──────── Exercise material ────────

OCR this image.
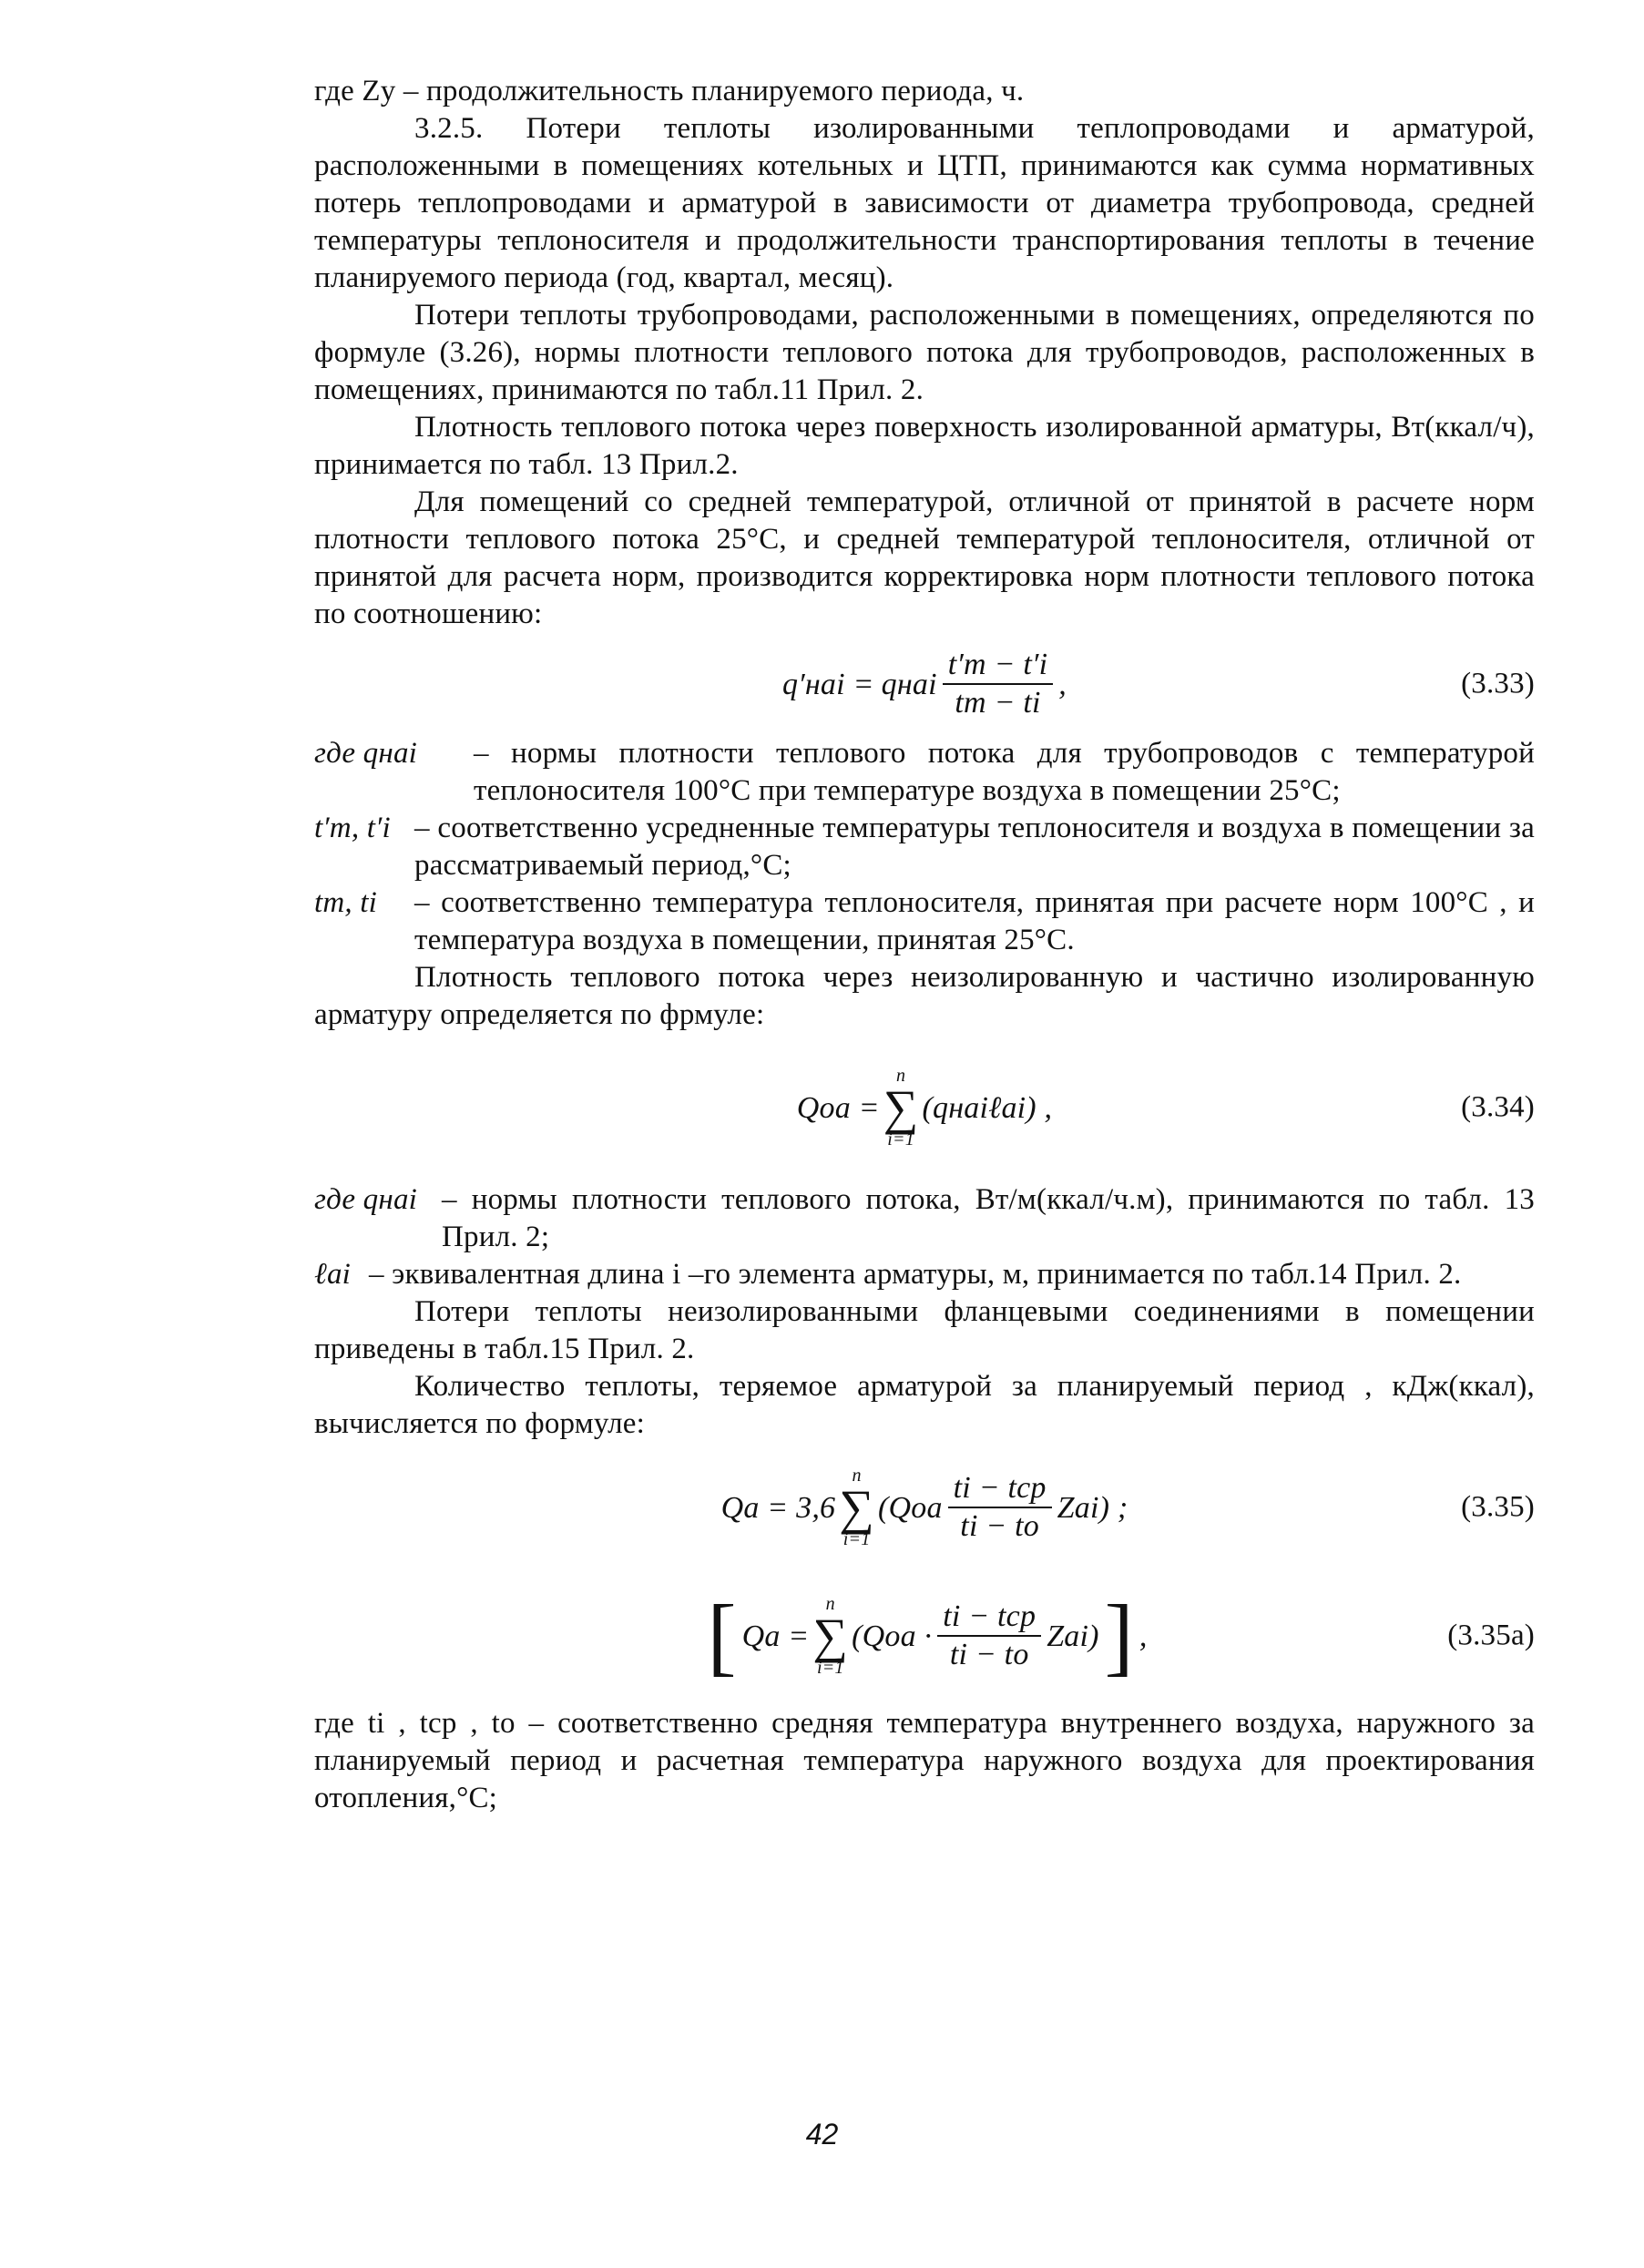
где Zy – продолжительность планируемого периода, ч.

3.2.5. Потери теплоты изолированными теплопроводами и арматурой, расположенными в помещениях котельных и ЦТП, принимаются как сумма нормативных потерь теплопроводами и арматурой в зависимости от диаметра трубопровода, средней температуры теплоносителя и продолжительности транспортирования теплоты в течение планируемого периода (год, квартал, месяц).

Потери теплоты трубопроводами, расположенными в помещениях, определяются по формуле (3.26), нормы плотности теплового потока для трубопроводов, расположенных в помещениях, принимаются по табл.11 Прил. 2.

Плотность теплового потока через поверхность изолированной арматуры, Вт(ккал/ч), принимается по табл. 13 Прил.2.

Для помещений со средней температурой, отличной от принятой в расчете норм плотности теплового потока 25°С, и средней температурой теплоносителя, отличной от принятой для расчета норм, производится корректировка норм плотности теплового потока по соотношению:

q′нai = qнai $\frac{t'm - t'i}{tm - ti}$ ,	(3.33)

где qнai	– нормы плотности теплового потока для трубопроводов с температурой теплоносителя 100°С при температуре воздуха в помещении 25°С;

t′m, t′i – соответственно усредненные температуры теплоносителя и воздуха в помещении за рассматриваемый период,°С;

tm, ti	– соответственно температура теплоносителя, принятая при расчете норм 100°С , и температура воздуха в помещении, принятая 25°С.

Плотность теплового потока через неизолированную и частично изолированную арматуру определяется по фрмуле:

Qoa =
n
∑
i=1
(qнaiℓai) ,	(3.34)

где qнai – нормы плотности теплового потока, Вт/м(ккал/ч.м), принимаются по табл. 13 Прил. 2;

ℓai – эквивалентная длина i –го элемента арматуры, м, принимается по табл.14 Прил. 2.

Потери теплоты неизолированными фланцевыми соединениями в помещении приведены в табл.15 Прил. 2.

Количество теплоты, теряемое арматурой за планируемый период , кДж(ккал), вычисляется по формуле:

Qa = 3,6
n
∑
i=1
$(Qoa \frac{\text{ti − tср}}{ti - to} Zai)$ ;	(3.35)
[ Qa =
n
∑
i=1
$(Qoa \cdot \frac{\text{ti − tср}}{ti - to} Zai)$ ] ,	(3.35a)

где ti , tср , to – соответственно средняя температура внутреннего воздуха, наружного за планируемый период и расчетная температура наружного воздуха для проектирования отопления,°С;

42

────────

#### Task instructions
In the material above, how many lines hold the word "принимаются"? Say only the number.

#### The solution
3